In the records that follow, show each line where the word "Output" is present.

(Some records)

----

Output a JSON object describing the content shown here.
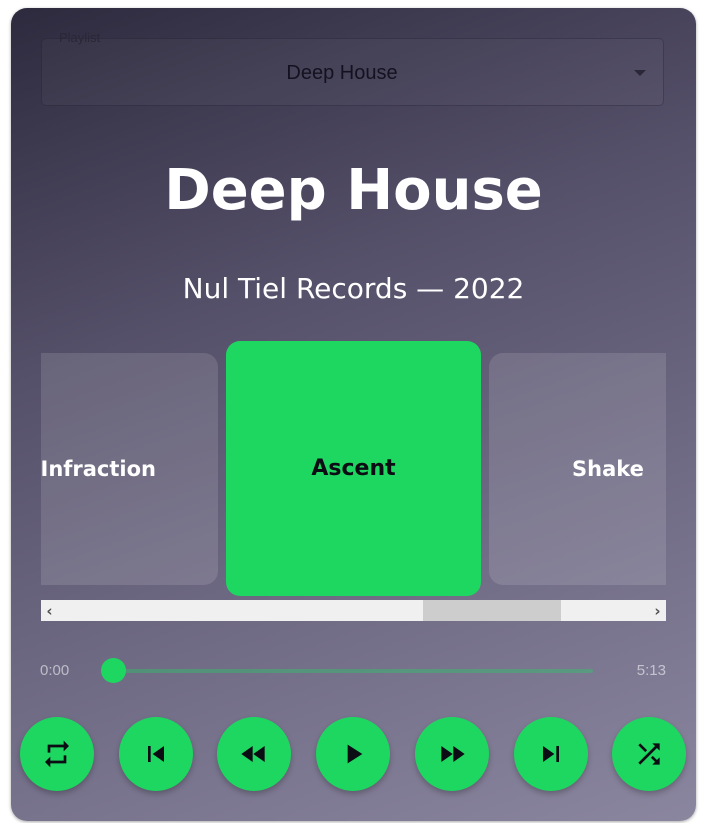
{
  "playlist": {
    "label": "Playlist",
    "selected": "Deep House"
  },
  "album": {
    "title": "Deep House",
    "subtitle": "Nul Tiel Records — 2022"
  },
  "tracks": {
    "previous": "Infraction",
    "current": "Ascent",
    "next": "Shake"
  },
  "progress": {
    "current_time": "0:00",
    "total_time": "5:13",
    "fraction": 0.0
  },
  "controls": [
    "repeat-icon",
    "skip-previous-icon",
    "rewind-icon",
    "play-icon",
    "fast-forward-icon",
    "skip-next-icon",
    "shuffle-icon"
  ],
  "colors": {
    "accent": "#1ed760",
    "card_inactive": "rgba(255,255,255,0.12)",
    "icon": "#0c0c14"
  }
}
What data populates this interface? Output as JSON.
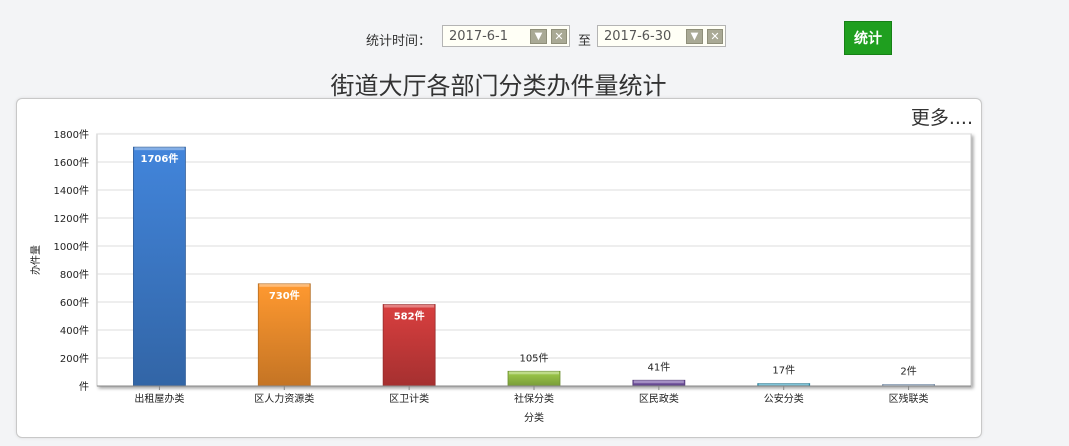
{
  "filter": {
    "label": "统计时间：",
    "start_date": "2017-6-1",
    "to_text": "至",
    "end_date": "2017-6-30",
    "submit_label": "统计"
  },
  "page_title": "街道大厅各部门分类办件量统计",
  "more_link": "更多....",
  "chart_data": {
    "type": "bar",
    "title": "",
    "xlabel": "分类",
    "ylabel": "办件量",
    "ylim": [
      0,
      1800
    ],
    "ytick_step": 200,
    "ytick_labels": [
      "件",
      "200件",
      "400件",
      "600件",
      "800件",
      "1000件",
      "1200件",
      "1400件",
      "1600件",
      "1800件"
    ],
    "categories": [
      "出租屋办类",
      "区人力资源类",
      "区卫计类",
      "社保分类",
      "区民政类",
      "公安分类",
      "区残联类"
    ],
    "values": [
      1706,
      730,
      582,
      105,
      41,
      17,
      2
    ],
    "data_labels": [
      "1706件",
      "730件",
      "582件",
      "105件",
      "41件",
      "17件",
      "2件"
    ],
    "colors": [
      "#3d7bcb",
      "#ef8e2c",
      "#c93a3a",
      "#94be45",
      "#7352a3",
      "#3aa7c6",
      "#9ab7d8"
    ],
    "grid": true,
    "legend": "none"
  }
}
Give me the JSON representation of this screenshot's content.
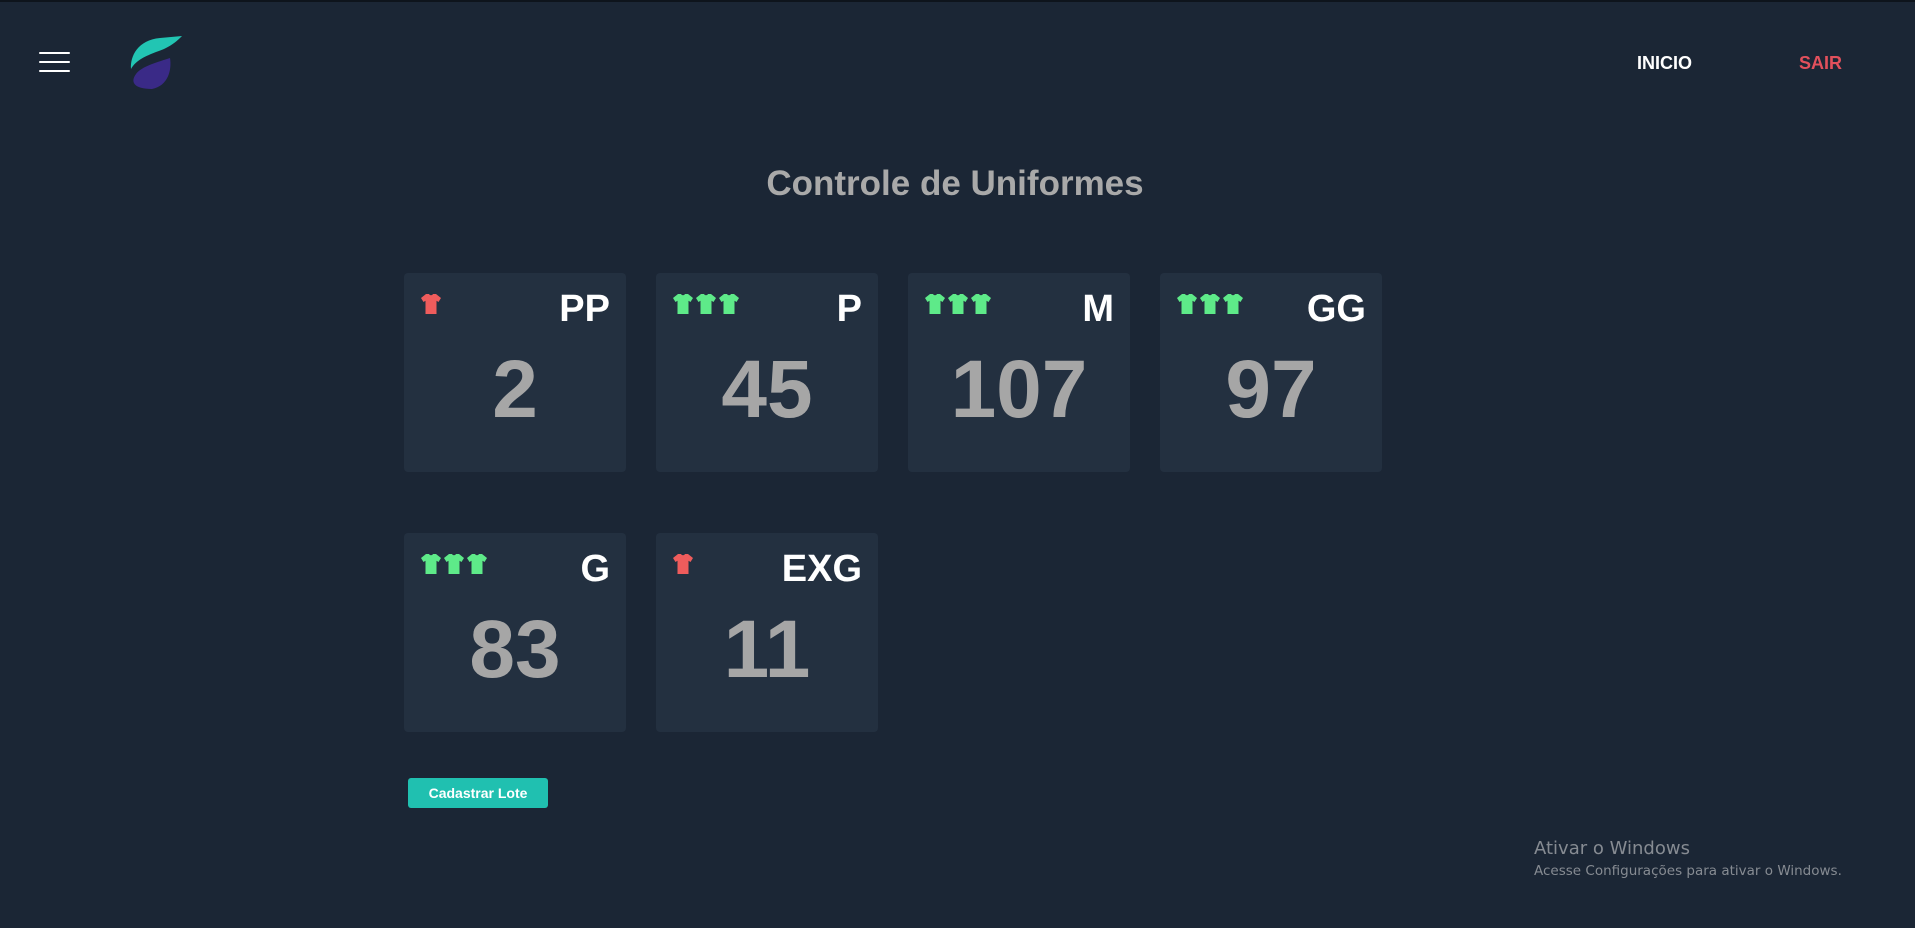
{
  "header": {
    "menu_icon": "hamburger-menu-icon",
    "logo_icon": "app-logo",
    "nav": {
      "inicio_label": "INICIO",
      "sair_label": "SAIR"
    },
    "colors": {
      "inicio": "#ffffff",
      "sair": "#e2505c"
    }
  },
  "page": {
    "title": "Controle de Uniformes"
  },
  "stock": {
    "cards": [
      {
        "size": "PP",
        "value": "2",
        "shirts": 1,
        "status": "low"
      },
      {
        "size": "P",
        "value": "45",
        "shirts": 3,
        "status": "ok"
      },
      {
        "size": "M",
        "value": "107",
        "shirts": 3,
        "status": "ok"
      },
      {
        "size": "GG",
        "value": "97",
        "shirts": 3,
        "status": "ok"
      },
      {
        "size": "G",
        "value": "83",
        "shirts": 3,
        "status": "ok"
      },
      {
        "size": "EXG",
        "value": "11",
        "shirts": 1,
        "status": "low"
      }
    ],
    "icon": "tshirt-icon",
    "colors": {
      "low": "#ef5c5c",
      "ok": "#5eea89",
      "card_bg": "#233040",
      "value": "#a6a6a6"
    }
  },
  "actions": {
    "register_batch_label": "Cadastrar Lote",
    "register_batch_color": "#20c0b0"
  },
  "windows_watermark": {
    "title": "Ativar o Windows",
    "subtitle": "Acesse Configurações para ativar o Windows."
  }
}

----

Reply to the exercise
Output a JSON object describing the content shown here.
What data populates this interface? Output as JSON.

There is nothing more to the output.